● **Items**
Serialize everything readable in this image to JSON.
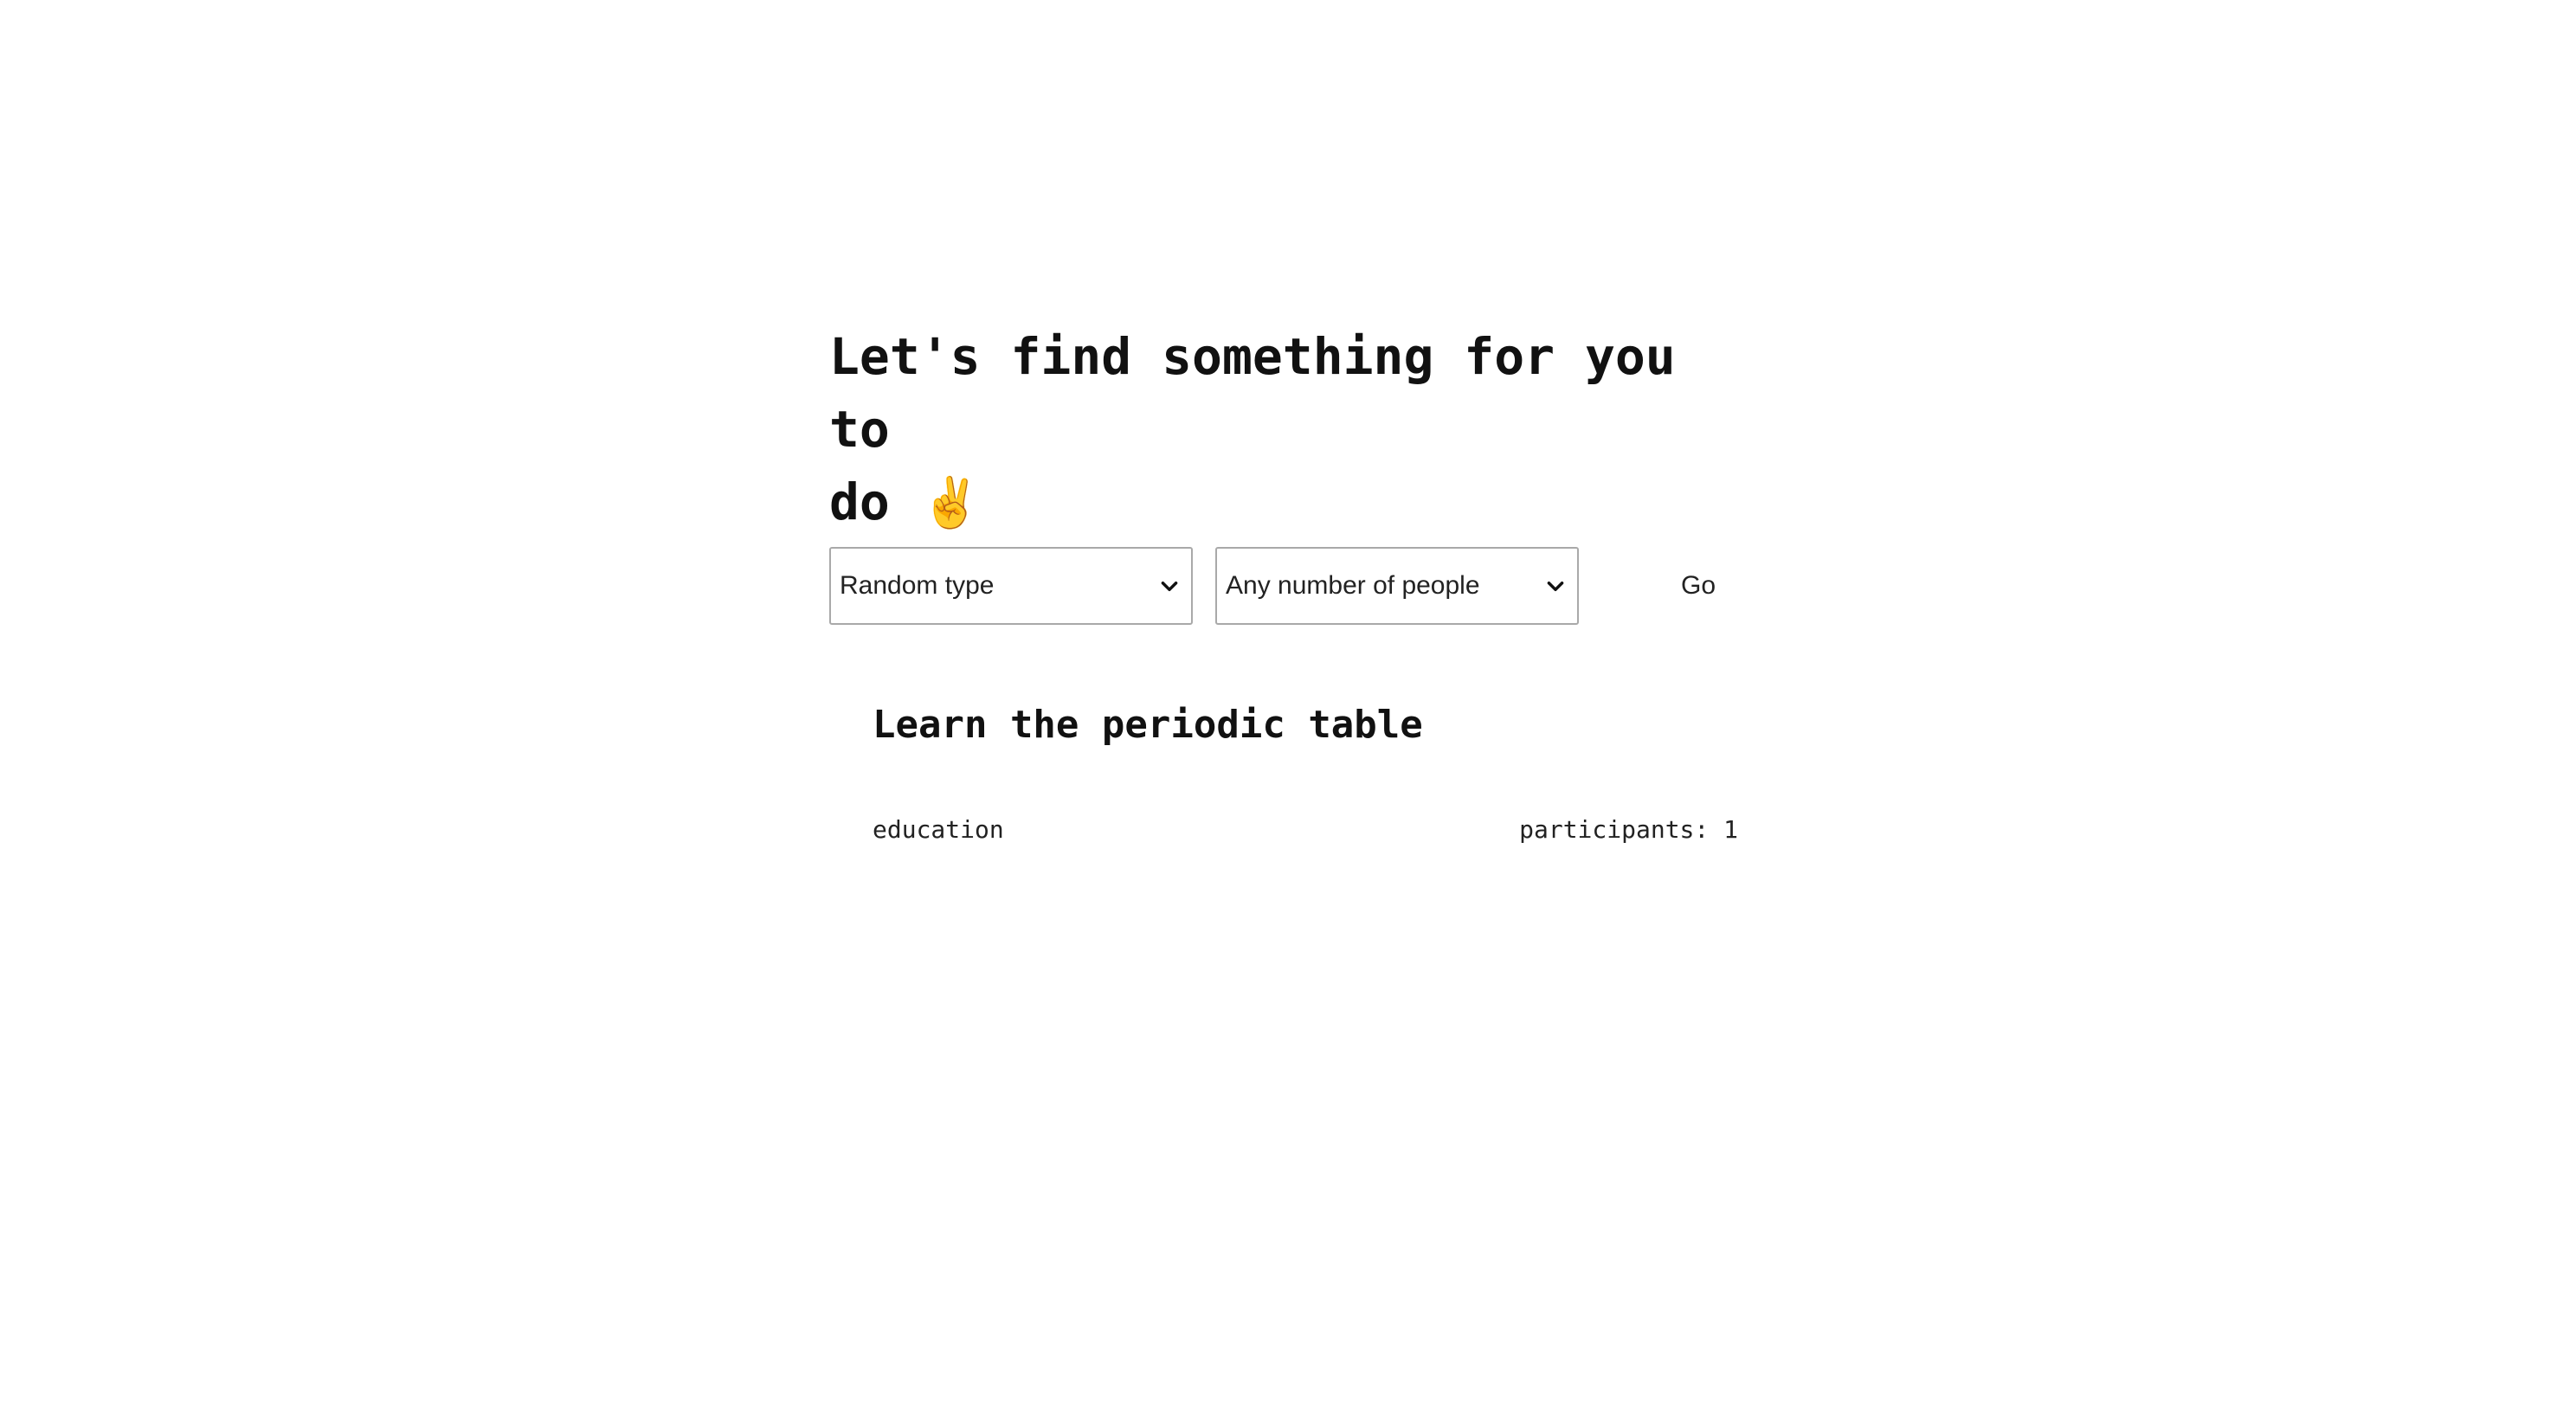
{
  "header": {
    "title": "Let's find something for you to do",
    "emoji": "✌️"
  },
  "filters": {
    "type_select": {
      "selected": "Random type",
      "icon": "chevron-down-icon"
    },
    "participants_select": {
      "selected": "Any number of people",
      "icon": "chevron-down-icon"
    },
    "go_label": "Go"
  },
  "activity": {
    "title": "Learn the periodic table",
    "type": "education",
    "participants_label": "participants: 1"
  },
  "colors": {
    "text": "#111111",
    "border": "#a9a9a9",
    "emoji": "#f2e21a",
    "background": "#ffffff"
  }
}
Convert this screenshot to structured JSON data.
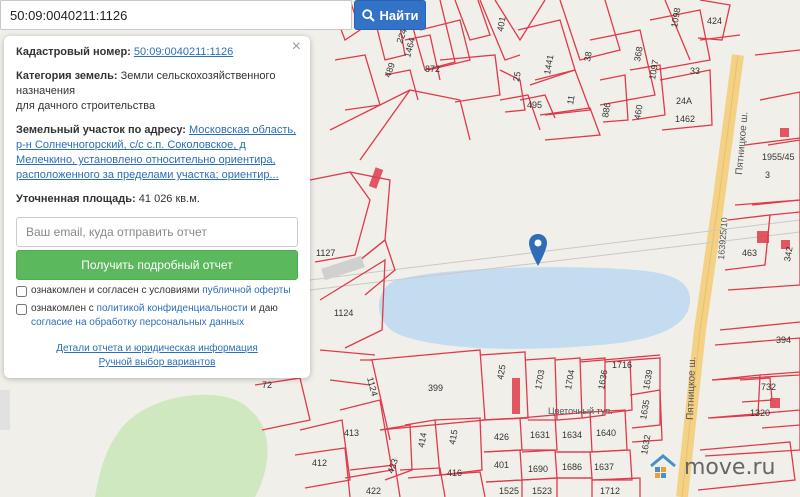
{
  "search": {
    "value": "50:09:0040211:1126",
    "button_label": "Найти"
  },
  "panel": {
    "cadastral_label": "Кадастровый номер:",
    "cadastral_value": "50:09:0040211:1126",
    "category_label": "Категория земель:",
    "category_value": "Земли сельскохозяйственного назначения",
    "category_value_2": "для дачного строительства",
    "address_label": "Земельный участок по адресу:",
    "address_value": "Московская область, р-н Солнечногорский, с/с с.п. Соколовское, д Мелечкино, установлено относительно ориентира, расположенного за пределами участка; ориентир...",
    "area_label": "Уточненная площадь:",
    "area_value": "41 026 кв.м.",
    "email_placeholder": "Ваш email, куда отправить отчет",
    "report_button": "Получить подробный отчет",
    "consent1_text": "ознакомлен и согласен с условиями ",
    "consent1_link": "публичной оферты",
    "consent2_text": "ознакомлен с ",
    "consent2_link": "политикой конфиденциальности",
    "consent2_text_b": " и даю ",
    "consent2_link_b": "согласие на обработку персональных данных",
    "details_link": "Детали отчета и юридическая информация",
    "manual_link": "Ручной выбор вариантов"
  },
  "map": {
    "parcel_labels": [
      "1464",
      "872",
      "489",
      "224",
      "401",
      "1441",
      "11",
      "495",
      "25",
      "38",
      "1098",
      "424",
      "368",
      "1097",
      "33",
      "24А",
      "886",
      "460",
      "1462",
      "1955/45",
      "3",
      "342",
      "463",
      "1127",
      "1124",
      "399",
      "425",
      "1703",
      "1704",
      "1636",
      "1639",
      "1716",
      "1635",
      "1320",
      "732",
      "394",
      "413",
      "414",
      "415",
      "426",
      "1631",
      "1634",
      "1640",
      "1632",
      "412",
      "423",
      "416",
      "401",
      "1690",
      "1686",
      "1637",
      "1525",
      "1523",
      "1712",
      "72",
      "422",
      "36"
    ],
    "road_labels": [
      "Пятницкое ш.",
      "Пятницкое ш.",
      "163925/10",
      "Цветочный туп."
    ],
    "parcel_number_near_marker": "6",
    "parcel_number_1124b": "1124"
  },
  "logo": {
    "text": "move.ru"
  },
  "colors": {
    "accent": "#3273c7",
    "green": "#5cb85c",
    "parcel": "#e03a4a",
    "water": "#c3dcef",
    "forest": "#cfe8bf",
    "road": "#f3d185",
    "marker": "#2f6db8"
  }
}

● **Written instruction**
Pictures don't belong in the copy. Restate all the entries exactly.

● **Written response**
Serialize everything readable in this image to JSON.
{
  "header": {
    "title": "Let's find something for you to do",
    "emoji": "✌️"
  },
  "filters": {
    "type_select": {
      "selected": "Random type",
      "icon": "chevron-down-icon"
    },
    "participants_select": {
      "selected": "Any number of people",
      "icon": "chevron-down-icon"
    },
    "go_label": "Go"
  },
  "activity": {
    "title": "Learn the periodic table",
    "type": "education",
    "participants_label": "participants: 1"
  },
  "colors": {
    "text": "#111111",
    "border": "#a9a9a9",
    "emoji": "#f2e21a",
    "background": "#ffffff"
  }
}
Convert this screenshot to structured JSON data.
{
  "search": {
    "value": "50:09:0040211:1126",
    "button_label": "Найти"
  },
  "panel": {
    "cadastral_label": "Кадастровый номер:",
    "cadastral_value": "50:09:0040211:1126",
    "category_label": "Категория земель:",
    "category_value": "Земли сельскохозяйственного назначения",
    "category_value_2": "для дачного строительства",
    "address_label": "Земельный участок по адресу:",
    "address_value": "Московская область, р-н Солнечногорский, с/с с.п. Соколовское, д Мелечкино, установлено относительно ориентира, расположенного за пределами участка; ориентир...",
    "area_label": "Уточненная площадь:",
    "area_value": "41 026 кв.м.",
    "email_placeholder": "Ваш email, куда отправить отчет",
    "report_button": "Получить подробный отчет",
    "consent1_text": "ознакомлен и согласен с условиями ",
    "consent1_link": "публичной оферты",
    "consent2_text": "ознакомлен с ",
    "consent2_link": "политикой конфиденциальности",
    "consent2_text_b": " и даю ",
    "consent2_link_b": "согласие на обработку персональных данных",
    "details_link": "Детали отчета и юридическая информация",
    "manual_link": "Ручной выбор вариантов"
  },
  "map": {
    "parcel_labels": [
      "1464",
      "872",
      "489",
      "224",
      "401",
      "1441",
      "11",
      "495",
      "25",
      "38",
      "1098",
      "424",
      "368",
      "1097",
      "33",
      "24А",
      "886",
      "460",
      "1462",
      "1955/45",
      "3",
      "342",
      "463",
      "1127",
      "1124",
      "399",
      "425",
      "1703",
      "1704",
      "1636",
      "1639",
      "1716",
      "1635",
      "1320",
      "732",
      "394",
      "413",
      "414",
      "415",
      "426",
      "1631",
      "1634",
      "1640",
      "1632",
      "412",
      "423",
      "416",
      "401",
      "1690",
      "1686",
      "1637",
      "1525",
      "1523",
      "1712",
      "72",
      "422",
      "36"
    ],
    "road_labels": [
      "Пятницкое ш.",
      "Пятницкое ш.",
      "163925/10",
      "Цветочный туп."
    ],
    "parcel_number_near_marker": "6",
    "parcel_number_1124b": "1124"
  },
  "logo": {
    "text": "move.ru"
  },
  "colors": {
    "accent": "#3273c7",
    "green": "#5cb85c",
    "parcel": "#e03a4a",
    "water": "#c3dcef",
    "forest": "#cfe8bf",
    "road": "#f3d185",
    "marker": "#2f6db8"
  }
}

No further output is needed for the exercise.